- **TASK BRIEF**:
Nothing should be output except the lines from the one containing "What data populates" through the one containing "Decode this image", both ends included, each repeated exactly.

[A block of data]
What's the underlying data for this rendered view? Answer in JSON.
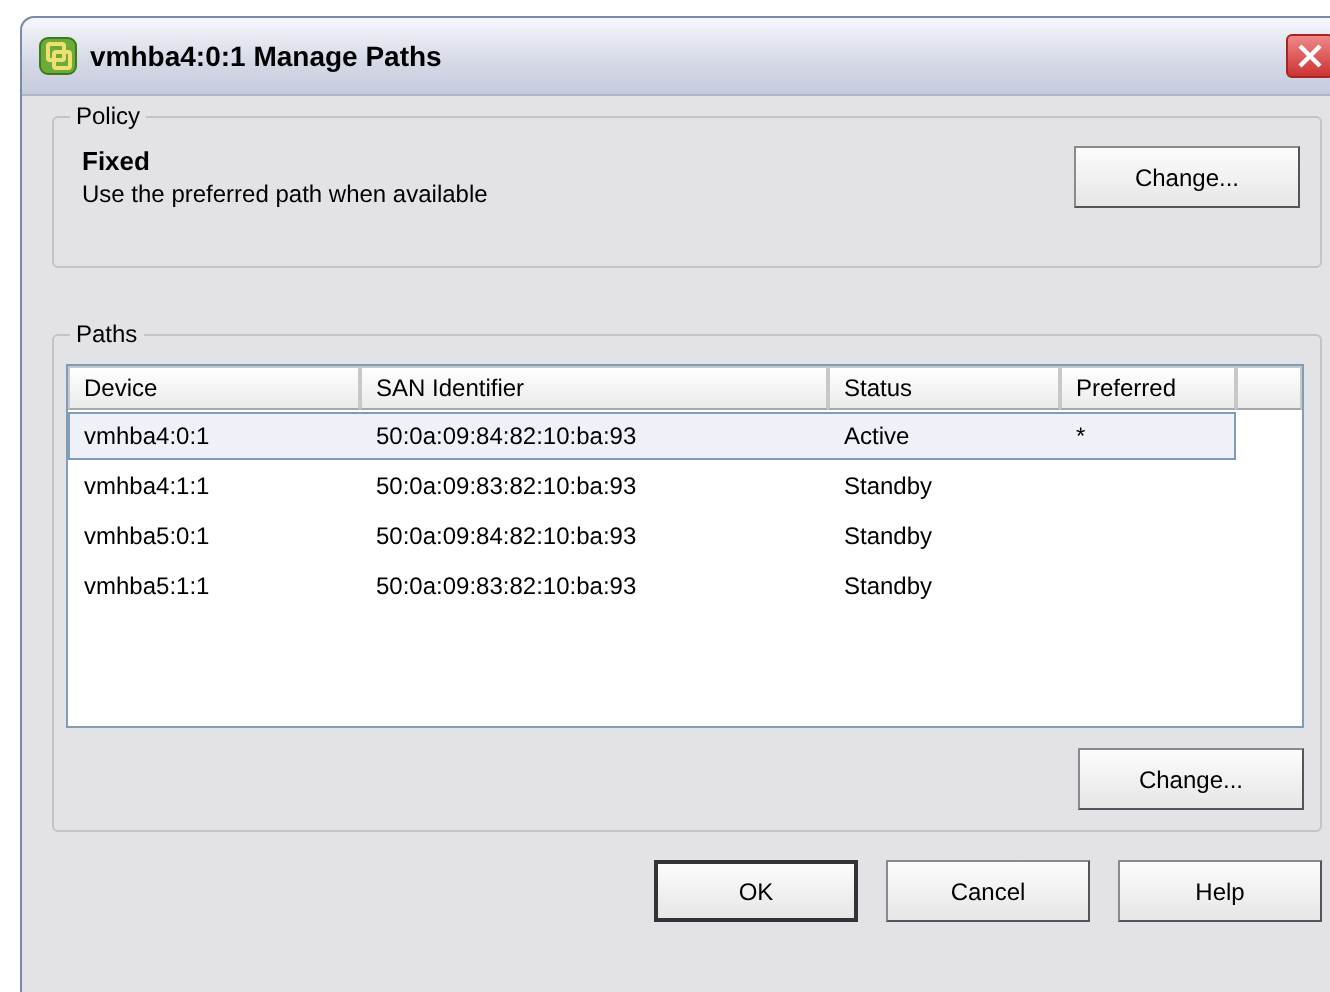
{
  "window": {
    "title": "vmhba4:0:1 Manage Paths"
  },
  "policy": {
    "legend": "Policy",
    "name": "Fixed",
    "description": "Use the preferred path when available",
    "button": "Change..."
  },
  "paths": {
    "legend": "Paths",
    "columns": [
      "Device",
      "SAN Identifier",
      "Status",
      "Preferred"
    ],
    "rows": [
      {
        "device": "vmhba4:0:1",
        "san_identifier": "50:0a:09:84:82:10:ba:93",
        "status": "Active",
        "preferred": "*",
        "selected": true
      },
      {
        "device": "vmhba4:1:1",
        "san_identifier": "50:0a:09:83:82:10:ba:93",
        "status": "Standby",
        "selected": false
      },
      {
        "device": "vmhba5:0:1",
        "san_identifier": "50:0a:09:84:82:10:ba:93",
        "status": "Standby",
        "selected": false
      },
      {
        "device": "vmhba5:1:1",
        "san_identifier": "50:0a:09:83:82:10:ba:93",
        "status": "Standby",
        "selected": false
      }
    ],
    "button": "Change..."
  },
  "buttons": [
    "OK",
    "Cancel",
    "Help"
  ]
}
--
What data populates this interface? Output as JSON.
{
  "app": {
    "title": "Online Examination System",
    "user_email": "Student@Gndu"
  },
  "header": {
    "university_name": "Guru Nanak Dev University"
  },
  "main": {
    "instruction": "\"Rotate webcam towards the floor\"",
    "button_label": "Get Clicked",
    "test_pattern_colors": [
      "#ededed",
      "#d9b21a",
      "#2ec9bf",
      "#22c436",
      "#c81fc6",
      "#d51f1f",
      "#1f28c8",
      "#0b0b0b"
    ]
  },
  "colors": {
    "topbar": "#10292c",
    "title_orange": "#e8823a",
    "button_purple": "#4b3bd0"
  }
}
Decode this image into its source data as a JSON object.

- **TASK ANSWER**:
What data populates this interface? Output as JSON.
{
  "app": {
    "title": "Online Examination System",
    "user_email": "Student@Gndu"
  },
  "header": {
    "university_name": "Guru Nanak Dev University"
  },
  "main": {
    "instruction": "\"Rotate webcam towards the floor\"",
    "button_label": "Get Clicked",
    "test_pattern_colors": [
      "#ededed",
      "#d9b21a",
      "#2ec9bf",
      "#22c436",
      "#c81fc6",
      "#d51f1f",
      "#1f28c8",
      "#0b0b0b"
    ]
  },
  "colors": {
    "topbar": "#10292c",
    "title_orange": "#e8823a",
    "button_purple": "#4b3bd0"
  }
}
Decode this image into its source data as a JSON object.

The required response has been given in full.